Exercise goal. Copy every line from the data below in which the string "screenshot" can be found.

Listed records.

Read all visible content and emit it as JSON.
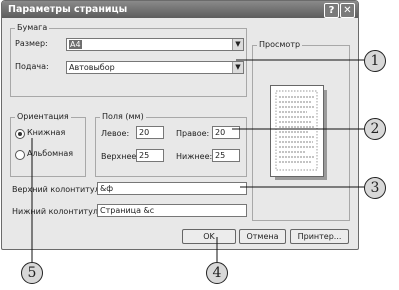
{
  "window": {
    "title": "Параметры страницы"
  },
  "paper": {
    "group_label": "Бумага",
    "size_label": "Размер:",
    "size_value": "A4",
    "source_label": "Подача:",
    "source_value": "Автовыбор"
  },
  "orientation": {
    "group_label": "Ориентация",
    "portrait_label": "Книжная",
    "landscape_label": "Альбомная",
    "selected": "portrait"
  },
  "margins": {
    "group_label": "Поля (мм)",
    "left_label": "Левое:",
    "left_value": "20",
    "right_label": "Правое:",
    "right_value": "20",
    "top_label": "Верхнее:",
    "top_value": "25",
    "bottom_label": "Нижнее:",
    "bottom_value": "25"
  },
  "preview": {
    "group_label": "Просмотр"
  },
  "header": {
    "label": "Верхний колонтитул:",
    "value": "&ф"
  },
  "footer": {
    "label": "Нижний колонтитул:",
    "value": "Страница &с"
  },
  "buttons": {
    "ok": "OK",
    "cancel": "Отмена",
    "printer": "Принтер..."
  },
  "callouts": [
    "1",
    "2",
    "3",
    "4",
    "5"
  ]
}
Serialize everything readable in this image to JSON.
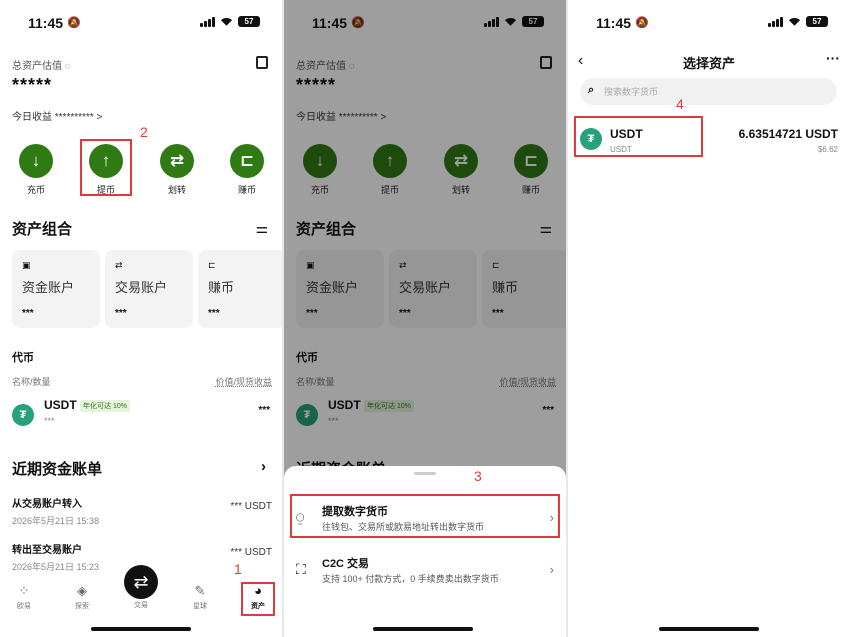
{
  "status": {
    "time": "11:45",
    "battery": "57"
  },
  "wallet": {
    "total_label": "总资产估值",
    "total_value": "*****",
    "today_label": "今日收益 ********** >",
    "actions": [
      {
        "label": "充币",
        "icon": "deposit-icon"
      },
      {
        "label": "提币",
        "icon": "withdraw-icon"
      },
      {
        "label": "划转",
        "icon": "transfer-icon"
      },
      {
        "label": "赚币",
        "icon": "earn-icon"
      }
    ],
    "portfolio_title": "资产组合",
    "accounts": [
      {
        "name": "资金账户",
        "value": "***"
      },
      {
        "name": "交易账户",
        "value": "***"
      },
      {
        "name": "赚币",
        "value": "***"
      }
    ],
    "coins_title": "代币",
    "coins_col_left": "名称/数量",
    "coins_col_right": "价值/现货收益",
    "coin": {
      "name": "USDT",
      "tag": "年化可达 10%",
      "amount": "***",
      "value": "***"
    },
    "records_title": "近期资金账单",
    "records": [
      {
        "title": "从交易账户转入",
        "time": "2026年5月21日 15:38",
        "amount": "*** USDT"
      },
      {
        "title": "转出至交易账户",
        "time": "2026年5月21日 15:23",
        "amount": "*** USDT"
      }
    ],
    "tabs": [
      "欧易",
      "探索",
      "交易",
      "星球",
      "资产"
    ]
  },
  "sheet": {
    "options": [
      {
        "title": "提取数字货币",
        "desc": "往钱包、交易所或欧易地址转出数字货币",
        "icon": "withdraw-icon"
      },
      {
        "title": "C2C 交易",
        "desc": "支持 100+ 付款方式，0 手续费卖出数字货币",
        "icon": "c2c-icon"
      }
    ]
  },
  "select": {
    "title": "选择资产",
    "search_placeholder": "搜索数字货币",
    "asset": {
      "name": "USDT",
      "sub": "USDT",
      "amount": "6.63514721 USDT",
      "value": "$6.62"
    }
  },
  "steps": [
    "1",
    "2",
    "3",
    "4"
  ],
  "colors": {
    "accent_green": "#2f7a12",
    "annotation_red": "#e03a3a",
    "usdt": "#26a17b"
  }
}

--

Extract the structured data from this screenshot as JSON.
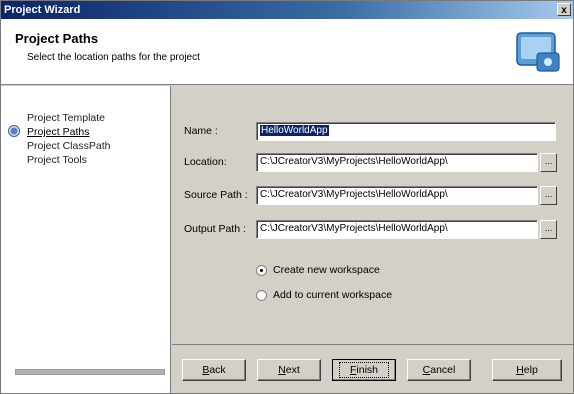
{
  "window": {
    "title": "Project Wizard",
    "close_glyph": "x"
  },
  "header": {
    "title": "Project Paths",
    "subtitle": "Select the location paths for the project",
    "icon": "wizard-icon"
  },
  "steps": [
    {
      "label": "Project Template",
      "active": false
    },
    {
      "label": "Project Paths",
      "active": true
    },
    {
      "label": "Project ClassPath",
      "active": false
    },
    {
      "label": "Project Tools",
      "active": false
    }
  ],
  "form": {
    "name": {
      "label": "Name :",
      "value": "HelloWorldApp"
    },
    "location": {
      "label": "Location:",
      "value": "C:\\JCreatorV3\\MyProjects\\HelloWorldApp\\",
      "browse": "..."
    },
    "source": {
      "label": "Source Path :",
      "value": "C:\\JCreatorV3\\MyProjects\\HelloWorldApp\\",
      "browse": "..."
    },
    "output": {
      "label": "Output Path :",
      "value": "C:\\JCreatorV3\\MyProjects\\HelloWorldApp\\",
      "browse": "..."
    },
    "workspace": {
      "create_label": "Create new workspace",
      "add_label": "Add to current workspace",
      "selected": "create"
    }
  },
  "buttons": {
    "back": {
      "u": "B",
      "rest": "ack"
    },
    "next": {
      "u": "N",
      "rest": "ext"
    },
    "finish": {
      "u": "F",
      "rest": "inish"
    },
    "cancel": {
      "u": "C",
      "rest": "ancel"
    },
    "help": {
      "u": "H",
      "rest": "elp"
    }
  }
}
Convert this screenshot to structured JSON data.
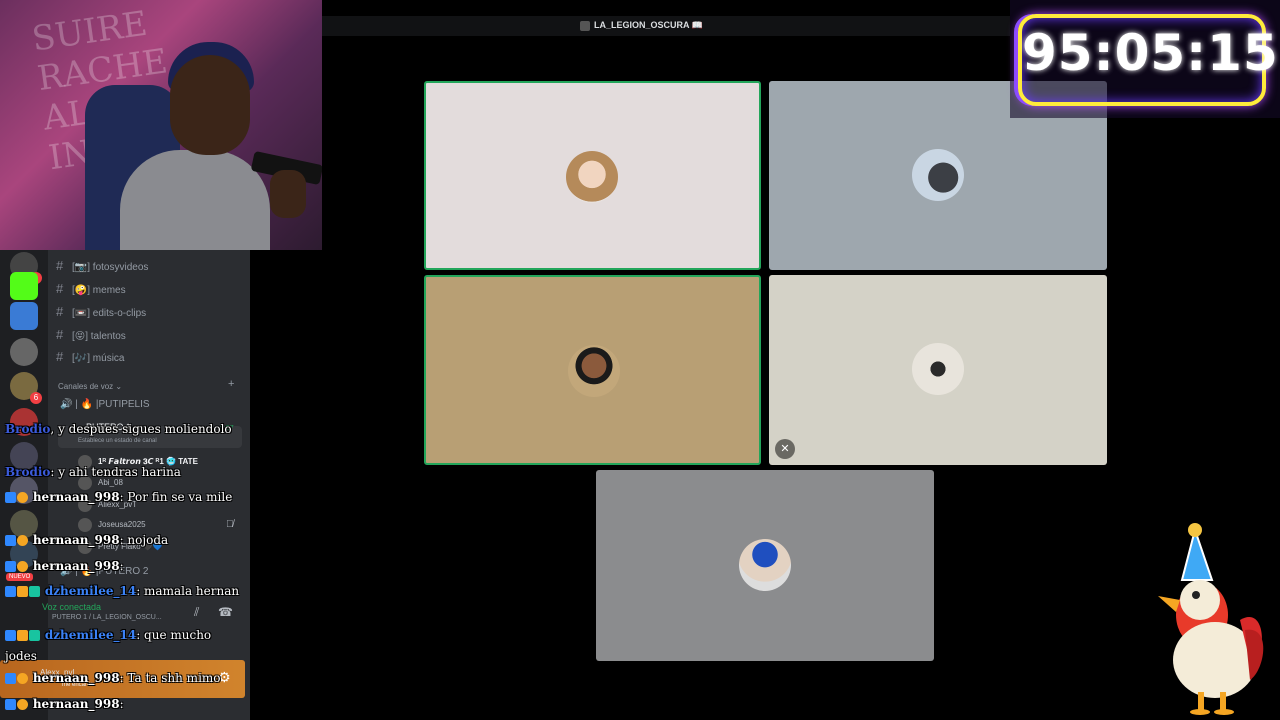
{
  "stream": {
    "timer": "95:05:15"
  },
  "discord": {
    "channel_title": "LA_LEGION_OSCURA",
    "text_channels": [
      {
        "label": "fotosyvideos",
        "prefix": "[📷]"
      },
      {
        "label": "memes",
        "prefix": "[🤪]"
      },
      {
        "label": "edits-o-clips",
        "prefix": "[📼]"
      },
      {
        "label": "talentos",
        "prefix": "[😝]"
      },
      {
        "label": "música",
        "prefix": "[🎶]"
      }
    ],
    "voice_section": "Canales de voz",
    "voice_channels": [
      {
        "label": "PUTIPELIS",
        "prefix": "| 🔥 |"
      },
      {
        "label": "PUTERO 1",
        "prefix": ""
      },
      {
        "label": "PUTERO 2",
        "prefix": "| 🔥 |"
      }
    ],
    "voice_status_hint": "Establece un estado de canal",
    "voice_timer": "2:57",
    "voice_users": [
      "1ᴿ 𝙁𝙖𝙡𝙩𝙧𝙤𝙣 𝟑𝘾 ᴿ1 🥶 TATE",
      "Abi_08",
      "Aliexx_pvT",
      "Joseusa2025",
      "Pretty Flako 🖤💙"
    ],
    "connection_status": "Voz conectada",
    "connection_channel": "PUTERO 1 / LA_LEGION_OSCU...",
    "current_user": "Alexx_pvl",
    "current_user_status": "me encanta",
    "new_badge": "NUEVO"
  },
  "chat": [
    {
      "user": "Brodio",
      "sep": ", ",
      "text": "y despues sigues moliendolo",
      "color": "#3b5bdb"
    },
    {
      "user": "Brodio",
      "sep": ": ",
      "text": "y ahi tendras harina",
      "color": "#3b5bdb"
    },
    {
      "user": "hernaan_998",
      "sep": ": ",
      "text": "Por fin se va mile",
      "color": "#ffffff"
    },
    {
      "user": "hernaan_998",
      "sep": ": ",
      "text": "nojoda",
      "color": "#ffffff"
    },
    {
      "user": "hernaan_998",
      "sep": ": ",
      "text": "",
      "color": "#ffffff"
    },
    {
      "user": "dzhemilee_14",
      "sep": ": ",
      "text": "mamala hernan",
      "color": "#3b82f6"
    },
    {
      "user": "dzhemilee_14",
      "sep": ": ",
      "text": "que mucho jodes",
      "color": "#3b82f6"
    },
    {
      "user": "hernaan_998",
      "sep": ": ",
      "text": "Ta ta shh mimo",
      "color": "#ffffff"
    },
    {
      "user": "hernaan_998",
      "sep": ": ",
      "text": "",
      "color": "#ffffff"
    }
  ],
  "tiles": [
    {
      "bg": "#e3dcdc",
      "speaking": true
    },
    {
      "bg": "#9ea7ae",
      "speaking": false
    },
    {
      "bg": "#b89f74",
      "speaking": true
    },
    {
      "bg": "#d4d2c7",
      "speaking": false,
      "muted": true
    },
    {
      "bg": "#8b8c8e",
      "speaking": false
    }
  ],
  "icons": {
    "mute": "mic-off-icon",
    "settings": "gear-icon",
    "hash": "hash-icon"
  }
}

* * *

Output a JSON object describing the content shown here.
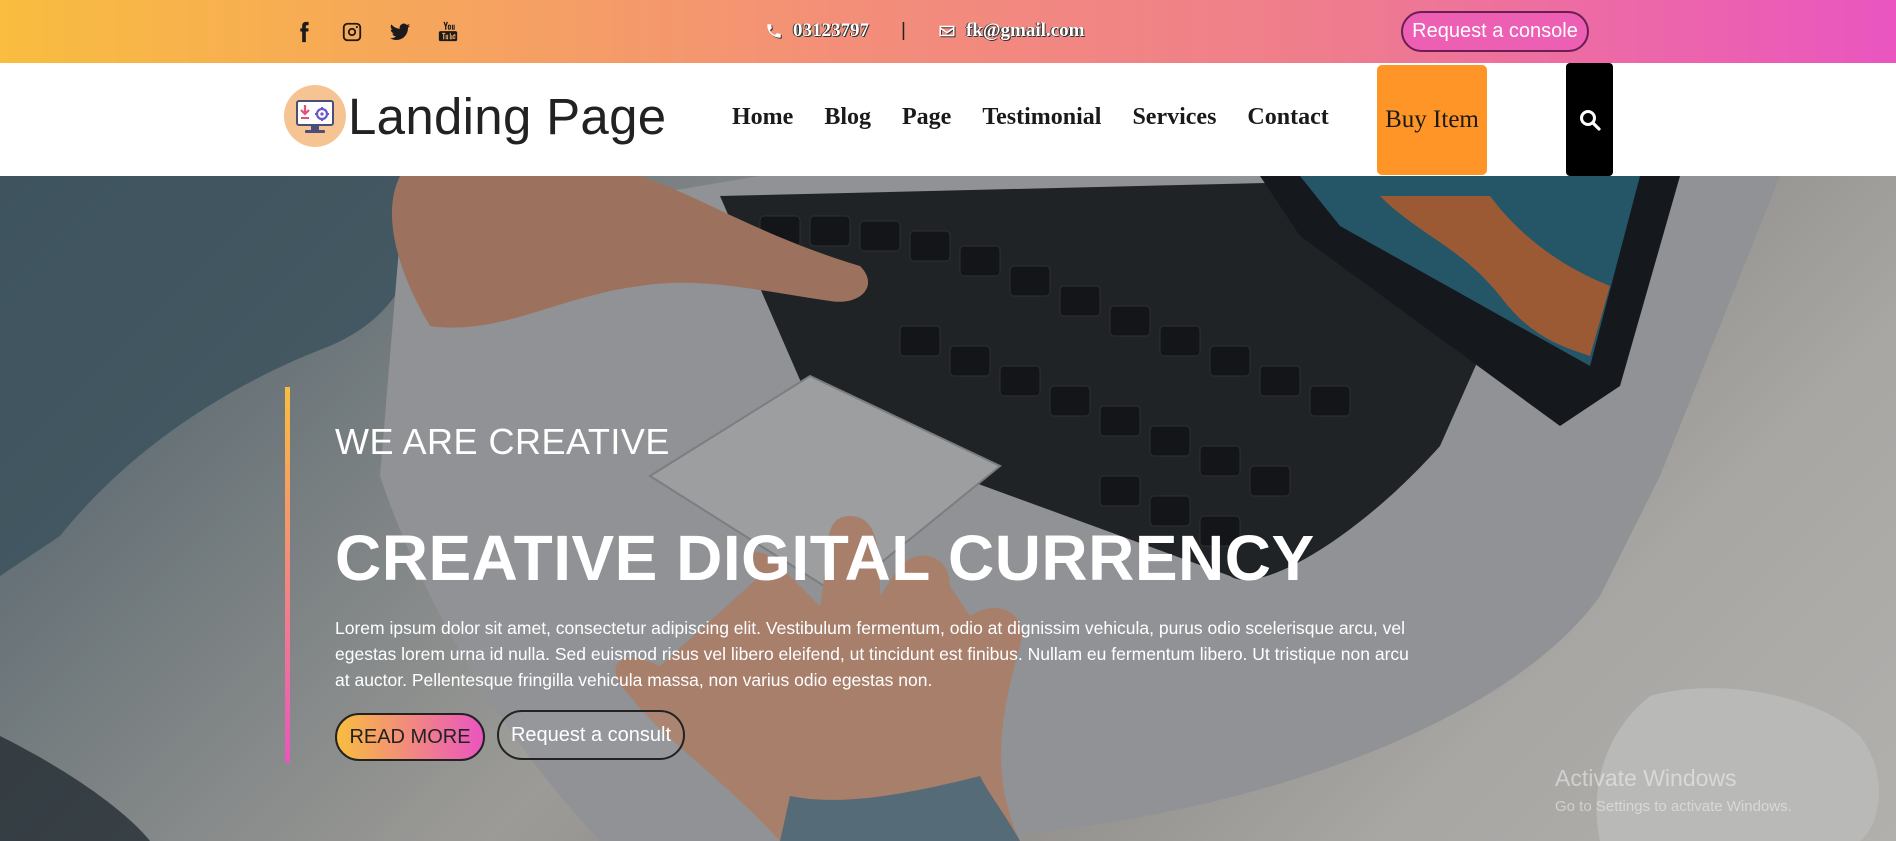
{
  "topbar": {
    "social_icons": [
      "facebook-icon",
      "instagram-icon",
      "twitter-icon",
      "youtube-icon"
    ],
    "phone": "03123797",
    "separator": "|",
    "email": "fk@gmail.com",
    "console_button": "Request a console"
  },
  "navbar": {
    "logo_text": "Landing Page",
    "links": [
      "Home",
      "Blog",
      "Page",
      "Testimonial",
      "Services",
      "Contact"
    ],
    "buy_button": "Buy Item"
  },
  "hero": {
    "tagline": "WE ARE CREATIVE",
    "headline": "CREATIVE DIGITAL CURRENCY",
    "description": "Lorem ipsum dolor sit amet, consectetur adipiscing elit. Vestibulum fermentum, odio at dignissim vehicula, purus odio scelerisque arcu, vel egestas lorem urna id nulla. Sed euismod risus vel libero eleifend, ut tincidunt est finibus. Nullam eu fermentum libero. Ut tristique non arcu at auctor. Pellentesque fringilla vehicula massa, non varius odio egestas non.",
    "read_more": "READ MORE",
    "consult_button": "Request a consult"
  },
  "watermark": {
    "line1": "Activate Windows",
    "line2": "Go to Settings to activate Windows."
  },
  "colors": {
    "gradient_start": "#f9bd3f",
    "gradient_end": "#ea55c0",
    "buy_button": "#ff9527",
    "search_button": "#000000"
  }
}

Solution for this task.
Extract the structured data from this screenshot as JSON.
Convert this screenshot to structured JSON data.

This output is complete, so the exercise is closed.